[GOAL]
Select every line containing the word "true" from the material, and copy those lines.
--- Begin ENTRIES ---
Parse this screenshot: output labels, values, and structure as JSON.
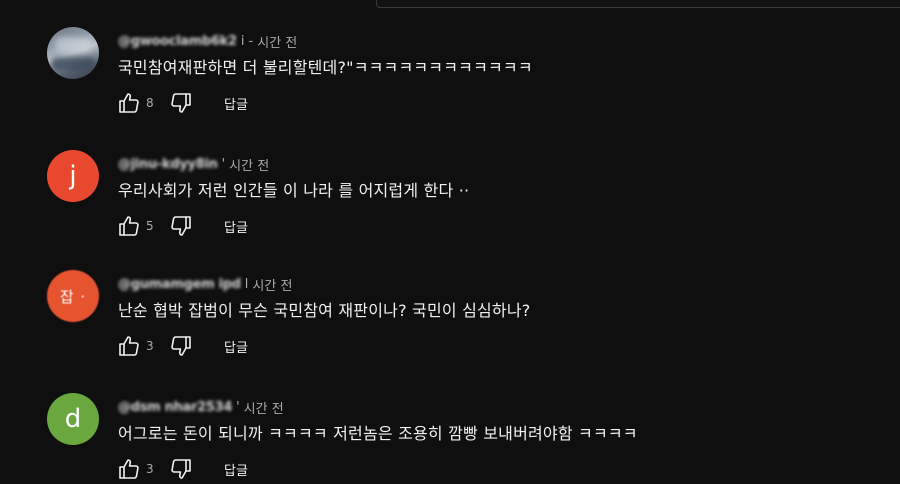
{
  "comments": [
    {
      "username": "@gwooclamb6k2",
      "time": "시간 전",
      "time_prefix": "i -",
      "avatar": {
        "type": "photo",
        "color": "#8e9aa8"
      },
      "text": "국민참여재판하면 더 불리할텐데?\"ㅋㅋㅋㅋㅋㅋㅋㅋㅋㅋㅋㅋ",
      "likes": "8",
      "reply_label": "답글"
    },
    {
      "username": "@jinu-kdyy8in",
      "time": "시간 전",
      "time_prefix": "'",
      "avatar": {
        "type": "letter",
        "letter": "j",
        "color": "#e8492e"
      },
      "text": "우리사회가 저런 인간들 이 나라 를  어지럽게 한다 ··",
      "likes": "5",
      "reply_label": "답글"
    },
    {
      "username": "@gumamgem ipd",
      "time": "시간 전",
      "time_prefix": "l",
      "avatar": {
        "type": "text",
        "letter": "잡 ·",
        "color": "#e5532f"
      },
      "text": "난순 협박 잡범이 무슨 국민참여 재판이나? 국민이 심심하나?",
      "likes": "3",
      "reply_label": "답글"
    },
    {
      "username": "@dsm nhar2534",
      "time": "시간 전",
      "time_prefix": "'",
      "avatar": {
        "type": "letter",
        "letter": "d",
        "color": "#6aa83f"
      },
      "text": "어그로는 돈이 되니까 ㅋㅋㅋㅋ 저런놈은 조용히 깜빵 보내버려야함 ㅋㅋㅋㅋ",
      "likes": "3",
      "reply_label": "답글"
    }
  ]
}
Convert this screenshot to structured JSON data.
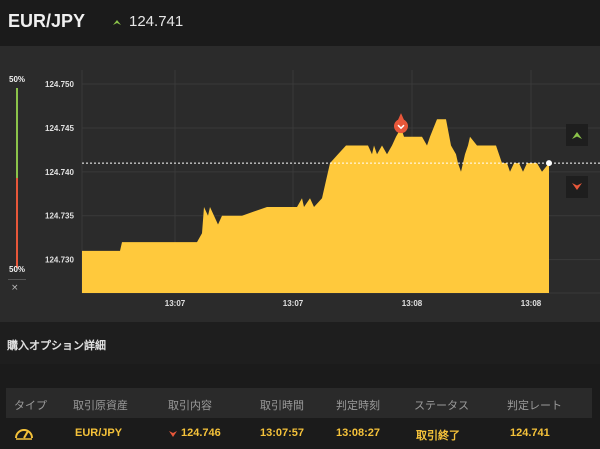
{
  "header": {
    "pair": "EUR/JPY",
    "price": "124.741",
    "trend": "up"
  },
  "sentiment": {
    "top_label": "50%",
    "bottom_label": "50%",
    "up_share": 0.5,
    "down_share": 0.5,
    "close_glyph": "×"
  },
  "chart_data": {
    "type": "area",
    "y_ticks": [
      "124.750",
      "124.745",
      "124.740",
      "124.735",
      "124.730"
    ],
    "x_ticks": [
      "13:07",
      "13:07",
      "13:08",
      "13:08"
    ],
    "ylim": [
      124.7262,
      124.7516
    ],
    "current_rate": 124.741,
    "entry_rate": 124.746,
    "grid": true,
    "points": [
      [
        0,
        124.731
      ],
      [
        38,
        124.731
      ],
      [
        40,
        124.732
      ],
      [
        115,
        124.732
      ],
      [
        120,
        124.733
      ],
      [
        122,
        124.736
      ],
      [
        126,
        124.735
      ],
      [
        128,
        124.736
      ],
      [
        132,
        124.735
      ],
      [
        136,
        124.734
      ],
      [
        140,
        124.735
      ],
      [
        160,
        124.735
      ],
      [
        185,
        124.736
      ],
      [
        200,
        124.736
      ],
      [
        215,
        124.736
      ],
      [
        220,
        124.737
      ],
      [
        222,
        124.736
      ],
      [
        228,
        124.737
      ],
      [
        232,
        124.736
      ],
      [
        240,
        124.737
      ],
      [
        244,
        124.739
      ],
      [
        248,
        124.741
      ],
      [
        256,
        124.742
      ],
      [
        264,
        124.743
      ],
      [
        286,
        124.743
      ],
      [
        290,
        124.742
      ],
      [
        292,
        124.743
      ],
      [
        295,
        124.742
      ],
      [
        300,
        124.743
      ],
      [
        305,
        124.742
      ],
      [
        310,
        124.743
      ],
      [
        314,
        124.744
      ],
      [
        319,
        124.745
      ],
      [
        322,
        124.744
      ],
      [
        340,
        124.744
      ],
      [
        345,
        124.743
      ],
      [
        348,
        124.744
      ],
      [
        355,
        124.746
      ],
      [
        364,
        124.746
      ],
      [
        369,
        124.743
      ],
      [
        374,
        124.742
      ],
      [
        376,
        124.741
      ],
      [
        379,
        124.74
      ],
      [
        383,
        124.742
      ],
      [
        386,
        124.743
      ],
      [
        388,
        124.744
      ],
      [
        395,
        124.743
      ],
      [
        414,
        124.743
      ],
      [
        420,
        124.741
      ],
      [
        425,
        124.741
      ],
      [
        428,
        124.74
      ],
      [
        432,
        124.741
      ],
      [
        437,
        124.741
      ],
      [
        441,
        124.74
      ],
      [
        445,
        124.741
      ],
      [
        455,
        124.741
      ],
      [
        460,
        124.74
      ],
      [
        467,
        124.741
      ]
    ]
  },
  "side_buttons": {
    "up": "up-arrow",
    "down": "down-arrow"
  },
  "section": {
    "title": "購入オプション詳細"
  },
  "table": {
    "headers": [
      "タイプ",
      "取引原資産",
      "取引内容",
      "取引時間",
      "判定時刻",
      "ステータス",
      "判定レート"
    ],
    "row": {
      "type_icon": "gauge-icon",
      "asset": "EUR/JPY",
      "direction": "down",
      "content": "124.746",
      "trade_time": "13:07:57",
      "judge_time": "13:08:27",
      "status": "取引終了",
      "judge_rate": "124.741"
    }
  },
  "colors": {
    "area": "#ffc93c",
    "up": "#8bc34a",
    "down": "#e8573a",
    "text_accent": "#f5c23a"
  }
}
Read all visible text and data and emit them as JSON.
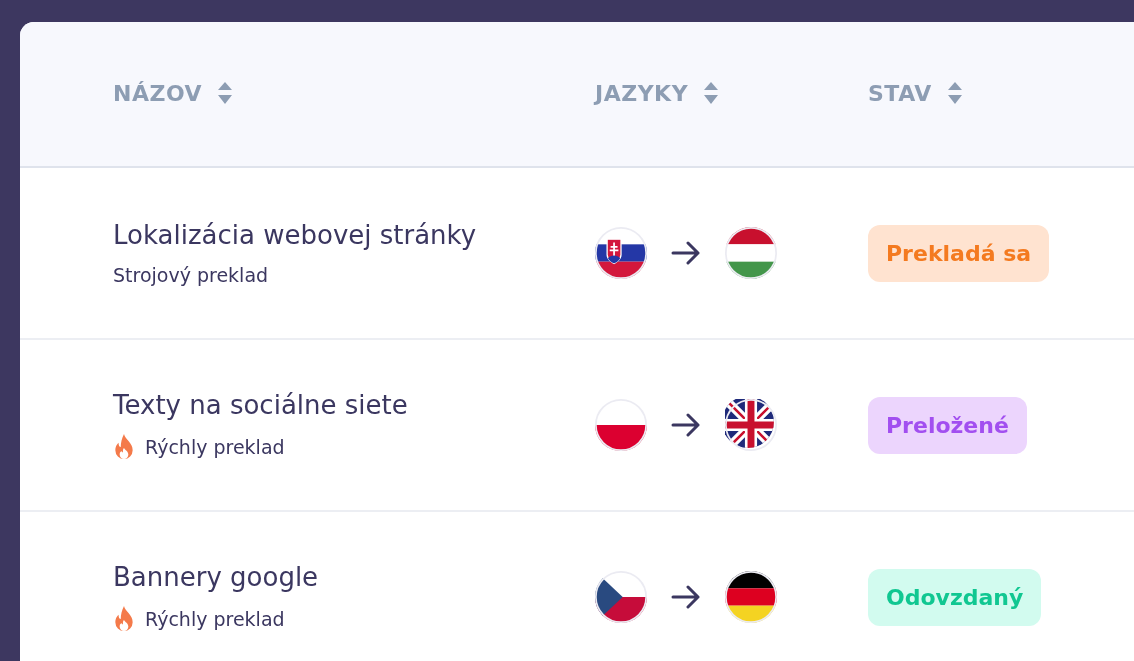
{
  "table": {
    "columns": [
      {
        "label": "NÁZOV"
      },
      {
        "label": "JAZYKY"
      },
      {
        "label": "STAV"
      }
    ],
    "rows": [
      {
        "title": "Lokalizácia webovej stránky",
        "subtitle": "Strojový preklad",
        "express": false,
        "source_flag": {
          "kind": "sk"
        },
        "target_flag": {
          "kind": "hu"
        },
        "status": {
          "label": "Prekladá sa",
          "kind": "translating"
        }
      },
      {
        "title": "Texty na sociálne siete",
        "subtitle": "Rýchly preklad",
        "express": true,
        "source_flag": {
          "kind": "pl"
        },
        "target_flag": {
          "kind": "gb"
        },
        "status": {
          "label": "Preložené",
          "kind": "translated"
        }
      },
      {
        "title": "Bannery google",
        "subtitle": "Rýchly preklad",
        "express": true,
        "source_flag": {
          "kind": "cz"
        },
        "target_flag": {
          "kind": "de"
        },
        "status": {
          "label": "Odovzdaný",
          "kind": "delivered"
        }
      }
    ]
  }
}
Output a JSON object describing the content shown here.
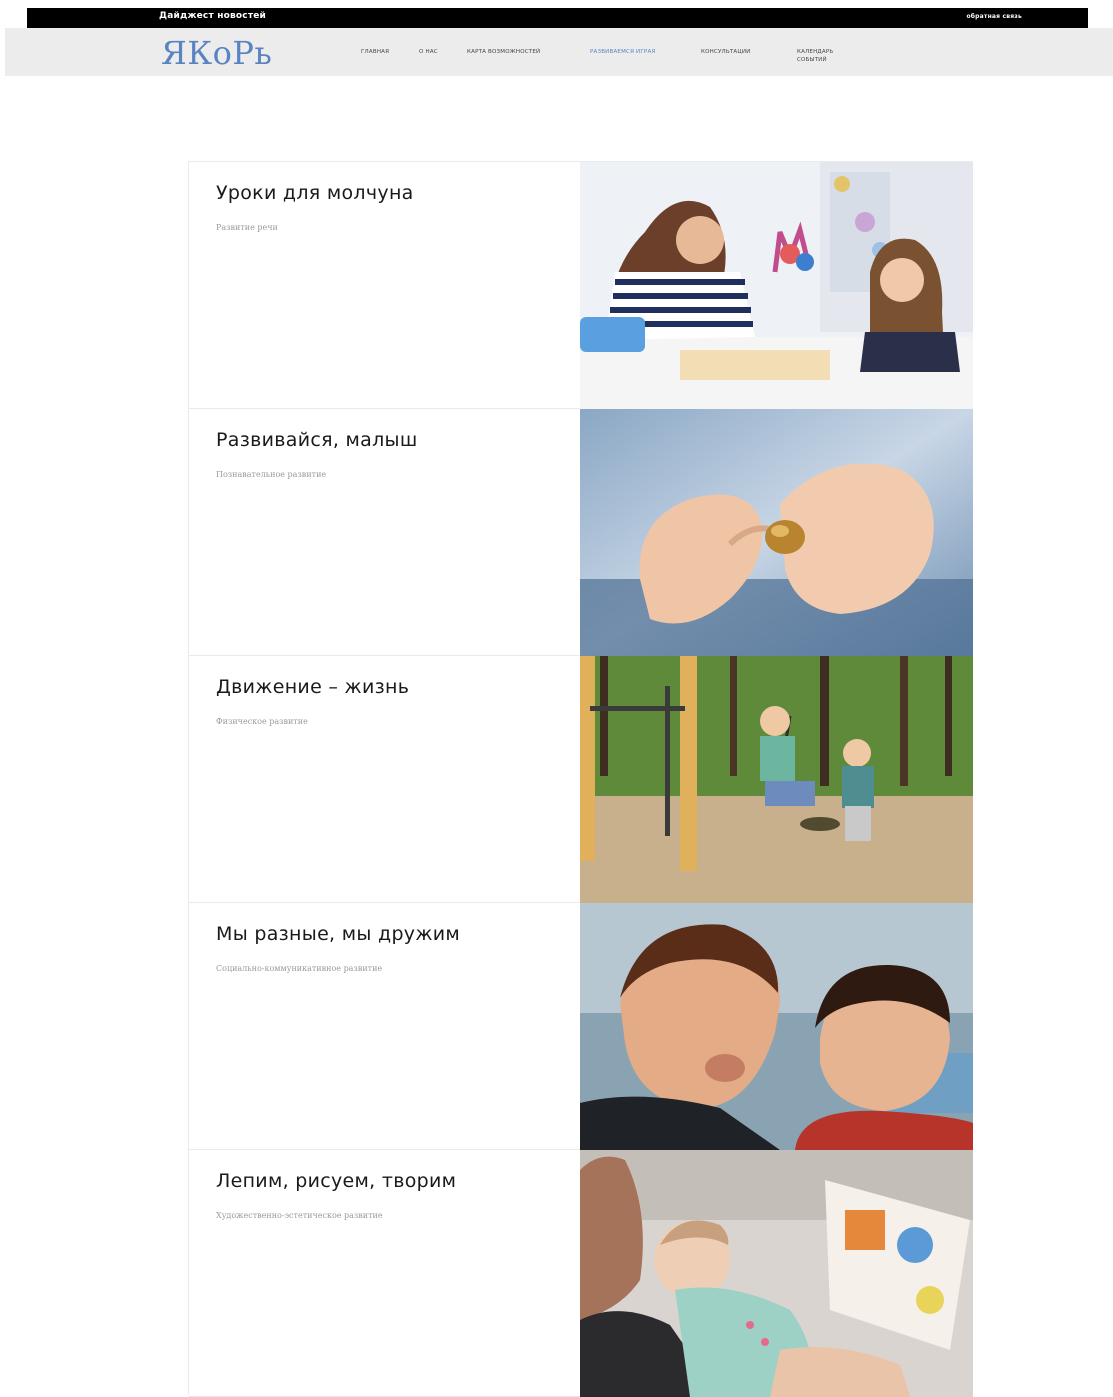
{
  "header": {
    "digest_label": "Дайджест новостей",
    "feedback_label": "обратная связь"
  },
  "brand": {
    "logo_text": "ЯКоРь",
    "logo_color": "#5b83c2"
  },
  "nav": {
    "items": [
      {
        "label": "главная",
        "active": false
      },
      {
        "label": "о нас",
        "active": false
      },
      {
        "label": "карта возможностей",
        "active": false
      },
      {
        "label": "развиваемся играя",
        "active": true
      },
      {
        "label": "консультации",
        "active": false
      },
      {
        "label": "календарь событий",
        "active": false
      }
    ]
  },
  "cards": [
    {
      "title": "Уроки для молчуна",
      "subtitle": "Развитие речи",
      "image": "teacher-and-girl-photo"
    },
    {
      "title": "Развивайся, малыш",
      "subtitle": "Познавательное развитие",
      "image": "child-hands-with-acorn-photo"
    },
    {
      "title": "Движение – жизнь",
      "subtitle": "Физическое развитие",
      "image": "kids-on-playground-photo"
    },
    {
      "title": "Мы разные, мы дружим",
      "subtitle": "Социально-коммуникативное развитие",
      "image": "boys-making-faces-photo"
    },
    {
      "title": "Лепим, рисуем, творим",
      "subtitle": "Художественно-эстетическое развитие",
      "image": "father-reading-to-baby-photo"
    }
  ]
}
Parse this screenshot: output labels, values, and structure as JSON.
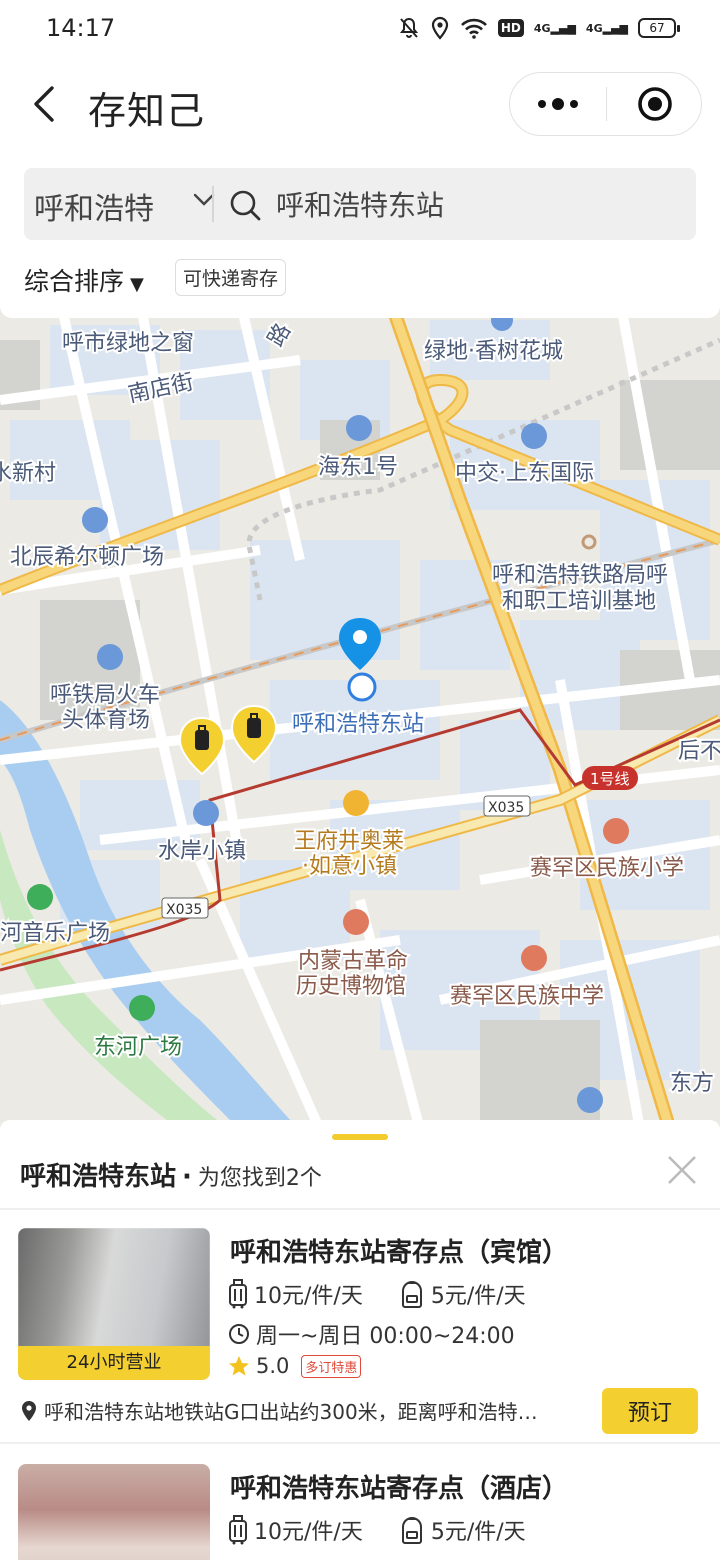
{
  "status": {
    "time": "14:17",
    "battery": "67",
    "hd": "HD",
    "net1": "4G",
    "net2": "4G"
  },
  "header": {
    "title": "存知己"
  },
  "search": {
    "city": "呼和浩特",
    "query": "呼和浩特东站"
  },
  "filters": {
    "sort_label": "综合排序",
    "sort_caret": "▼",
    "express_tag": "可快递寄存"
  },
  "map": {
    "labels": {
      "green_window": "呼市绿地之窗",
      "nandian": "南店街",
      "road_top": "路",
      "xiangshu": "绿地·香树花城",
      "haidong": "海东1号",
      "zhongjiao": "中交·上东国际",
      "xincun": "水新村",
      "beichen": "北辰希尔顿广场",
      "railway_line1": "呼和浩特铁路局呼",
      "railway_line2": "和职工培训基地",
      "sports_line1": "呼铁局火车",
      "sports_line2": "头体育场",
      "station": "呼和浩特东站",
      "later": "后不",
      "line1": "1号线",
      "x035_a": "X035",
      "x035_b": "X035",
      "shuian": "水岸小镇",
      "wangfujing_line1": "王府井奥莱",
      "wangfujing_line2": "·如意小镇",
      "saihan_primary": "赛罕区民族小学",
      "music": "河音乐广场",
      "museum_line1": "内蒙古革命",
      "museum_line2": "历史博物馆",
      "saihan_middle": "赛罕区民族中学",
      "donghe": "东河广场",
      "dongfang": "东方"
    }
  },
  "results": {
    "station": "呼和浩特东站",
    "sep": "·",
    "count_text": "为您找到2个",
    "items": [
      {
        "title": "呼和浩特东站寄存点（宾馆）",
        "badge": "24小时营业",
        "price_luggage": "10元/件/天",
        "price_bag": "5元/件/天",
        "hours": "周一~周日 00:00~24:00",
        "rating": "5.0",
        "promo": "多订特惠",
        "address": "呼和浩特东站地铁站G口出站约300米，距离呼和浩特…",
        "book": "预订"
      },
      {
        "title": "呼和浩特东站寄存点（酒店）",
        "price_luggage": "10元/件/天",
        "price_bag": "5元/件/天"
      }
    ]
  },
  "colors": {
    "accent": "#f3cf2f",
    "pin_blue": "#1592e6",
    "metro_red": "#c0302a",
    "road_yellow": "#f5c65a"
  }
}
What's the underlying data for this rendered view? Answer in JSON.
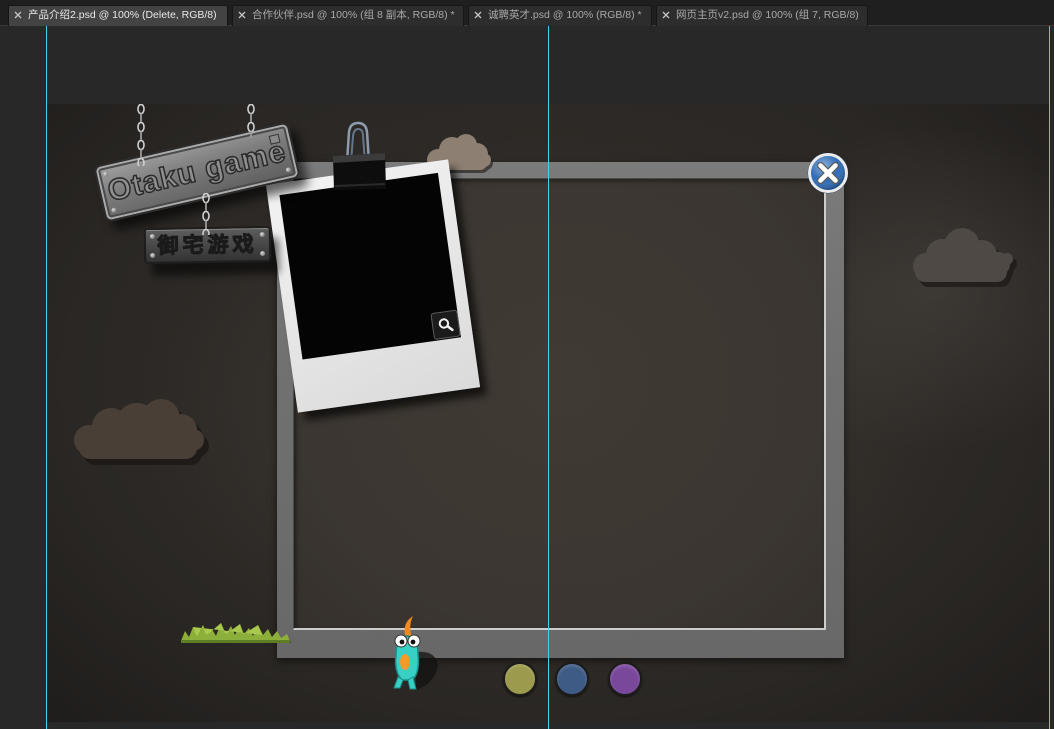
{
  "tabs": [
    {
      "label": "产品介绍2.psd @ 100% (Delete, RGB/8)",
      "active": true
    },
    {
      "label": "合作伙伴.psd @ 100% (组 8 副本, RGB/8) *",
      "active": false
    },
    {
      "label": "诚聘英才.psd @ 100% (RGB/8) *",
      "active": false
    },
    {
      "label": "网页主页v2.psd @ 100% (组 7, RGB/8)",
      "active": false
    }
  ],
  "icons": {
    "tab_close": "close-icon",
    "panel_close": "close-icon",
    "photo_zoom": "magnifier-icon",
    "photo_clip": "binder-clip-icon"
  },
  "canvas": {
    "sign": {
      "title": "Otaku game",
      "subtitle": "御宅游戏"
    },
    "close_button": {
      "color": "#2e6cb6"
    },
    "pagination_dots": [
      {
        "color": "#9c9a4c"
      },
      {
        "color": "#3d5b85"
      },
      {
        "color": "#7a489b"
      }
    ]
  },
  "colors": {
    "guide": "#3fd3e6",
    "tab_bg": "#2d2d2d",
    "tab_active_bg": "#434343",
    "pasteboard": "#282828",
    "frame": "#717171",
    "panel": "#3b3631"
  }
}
--- End ENTRIES ---
[COMPLETED TASK]
    "grid": true,
        "express": true,
        "express": true,
        "active": true
      "active": true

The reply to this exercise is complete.